_引用文_
══════
7月14日 土曜日。皆さんこんにちは、3連休初日の土曜日。
如何お過ごしでしょうか?!。
九州地方の豪雨による被害がひどい。九州北部では、今夜も大雨の予報だ。
お気を付け頂きたい。
毎年の様に全国各地で集中豪雨が繰り返される。熊野の豪雨は、昨年だ。

  昨日金曜日は、TP-PLANNERユーザー会。



東京国際フォーラムでの開催。

週末の金曜日、お忙しい最中大勢のTP-PLANNERユーザーの皆さんに参加して頂いた。

内容は、先週、大阪ユーザ会と同様の内容になるので簡単に紹介する。

東京での基調講演は、IAI日本支部 技術検討分科会 グループリーダー足達 嘉信 様(セコム株式会社 IS研究所 ビルディングテクノロジーグループ)

足立さんには、「BIMとIFC:不動産開発との接点」と題して講演して頂いた。

足立さんは、IAI参加の多くのベンダー、ゼネコン、研究機関を強烈なリーダーシップでまとめあげワールドワイドに活動されている。日本BIM発展のキーパーソン。

 

 BIMの意味合いと現状をわかりやすく解説して頂いた。
「BIMとGISのデータ連動」の項では、屋内、屋外のGISとBIM交互のデータ共有により相乗りを実現する。土地情報が多元的なデータで表現され不動産全体の利用価値を飛躍的に向上させる。

 大きなテーマを頂いた思いだ。頑張ろう。

鈴木よりBIM連携およびバージョンアップ解説。

道路天空率は、森本が解説。

スマートな語りは、分かりやすい解説だ。

 さて、講座だ。前回からの続きで逆日影の話。ただし本日は、天空率で決まる事例だ。その意味で天空率講座だ開始!。
══════
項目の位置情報
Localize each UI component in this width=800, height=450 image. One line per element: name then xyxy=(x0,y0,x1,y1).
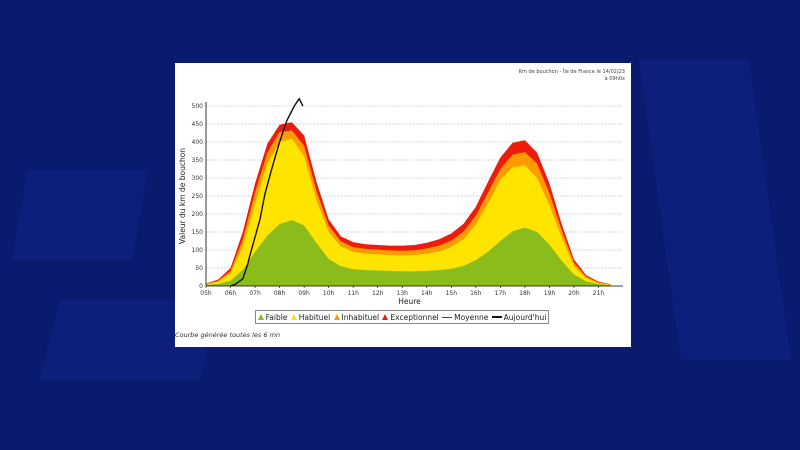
x-tick-label-10h: 10h xyxy=(323,290,335,297)
y-tick-label-50: 50 xyxy=(195,265,203,272)
x-tick-label-20h: 20h xyxy=(568,290,580,297)
legend-label-habituel: Habituel xyxy=(298,312,331,322)
line-series-aujourdhui xyxy=(230,97,304,287)
x-tick-label-08h: 08h xyxy=(274,290,286,297)
x-tick-label-13h: 13h xyxy=(397,290,409,297)
chart-panel: Km de bouchon - Île de France le 14/02/2… xyxy=(175,63,631,347)
x-tick-label-12h: 12h xyxy=(372,290,384,297)
x-tick-label-15h: 15h xyxy=(446,290,458,297)
x-axis-label: Heure xyxy=(398,297,421,306)
y-tick-label-450: 450 xyxy=(192,121,204,128)
legend-swatch-habituel xyxy=(290,314,297,320)
legend-label-exceptionnel: Exceptionnel xyxy=(390,312,439,322)
x-tick-label-19h: 19h xyxy=(544,290,556,297)
y-tick-label-100: 100 xyxy=(192,247,204,254)
x-tick-label-06h: 06h xyxy=(225,290,237,297)
chart-header-note: Km de bouchon - Île de France le 14/02/2… xyxy=(518,69,625,82)
y-tick-label-300: 300 xyxy=(192,175,204,182)
legend-swatch-aujourdhui xyxy=(491,316,502,318)
chart-legend: Faible Habituel Inhabituel Exceptionnel … xyxy=(255,310,549,324)
y-tick-label-350: 350 xyxy=(192,157,204,164)
x-tick-label-05h: 05h xyxy=(200,290,212,297)
legend-item-exceptionnel: Exceptionnel xyxy=(382,312,439,322)
legend-label-aujourdhui: Aujourd'hui xyxy=(503,312,547,322)
y-tick-label-0: 0 xyxy=(199,283,203,290)
area-series-faible xyxy=(206,220,611,286)
x-tick-label-17h: 17h xyxy=(495,290,507,297)
legend-swatch-inhabituel xyxy=(333,314,340,320)
traffic-chart: 0 50 100 150 200 250 300 350 400 450 500 05h 06h 07h 0… xyxy=(178,97,623,306)
legend-item-inhabituel: Inhabituel xyxy=(333,312,380,322)
x-tick-label-18h: 18h xyxy=(519,290,531,297)
background-shape-right xyxy=(638,60,792,360)
chart-caption: Courbe générée toutes les 6 mn xyxy=(175,331,281,339)
y-tick-label-150: 150 xyxy=(192,229,204,236)
legend-item-moyenne: Moyenne xyxy=(442,313,488,322)
x-tick-label-09h: 09h xyxy=(298,290,310,297)
legend-item-aujourdhui: Aujourd'hui xyxy=(491,312,547,322)
legend-swatch-moyenne xyxy=(442,316,453,318)
y-tick-label-500: 500 xyxy=(192,103,204,110)
x-tick-label-11h: 11h xyxy=(347,290,359,297)
x-tick-label-14h: 14h xyxy=(421,290,433,297)
background-shape-left xyxy=(12,170,148,260)
legend-item-habituel: Habituel xyxy=(290,312,331,322)
legend-swatch-faible xyxy=(257,314,264,320)
legend-swatch-exceptionnel xyxy=(382,314,389,320)
legend-item-faible: Faible xyxy=(257,312,288,322)
y-tick-label-200: 200 xyxy=(192,211,204,218)
y-axis-label: Valeur du km de bouchon xyxy=(178,148,187,244)
x-tick-label-07h: 07h xyxy=(249,290,261,297)
y-tick-label-250: 250 xyxy=(192,193,204,200)
x-tick-label-16h: 16h xyxy=(470,290,482,297)
y-tick-label-400: 400 xyxy=(192,139,204,146)
legend-label-moyenne: Moyenne xyxy=(454,312,489,322)
legend-label-inhabituel: Inhabituel xyxy=(341,312,380,322)
legend-label-faible: Faible xyxy=(265,312,288,322)
x-tick-label-21h: 21h xyxy=(593,290,605,297)
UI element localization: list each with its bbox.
══════
_課題_
1) 引用文のうち、「7月14日 土曜日。皆さんこんにちは、3連休初日の土曜日。」で始まり「東京国際フォーラムでの開催。」までの部分を、一字も変えずに書き写してください。
2) 引用文に基づいて、次の問いに答えてください。
(a) 金曜日のユーザー会が開催された場所はどこですか。
(b) 道路天空率の解説を担当したのは誰ですか。
(c) 熊野の豪雨があったのはいつですか。
本文の情報だけを使って答えてください。

_解答_
1)
7月14日 土曜日。皆さんこんにちは、3連休初日の土曜日。
如何お過ごしでしょうか?!。
九州地方の豪雨による被害がひどい。九州北部では、今夜も大雨の予報だ。
お気を付け頂きたい。
毎年の様に全国各地で集中豪雨が繰り返される。熊野の豪雨は、昨年だ。

  昨日金曜日は、TP-PLANNERユーザー会。



東京国際フォーラムでの開催。

2)
(a) 東京国際フォーラム
(b) 森本
(c) 昨年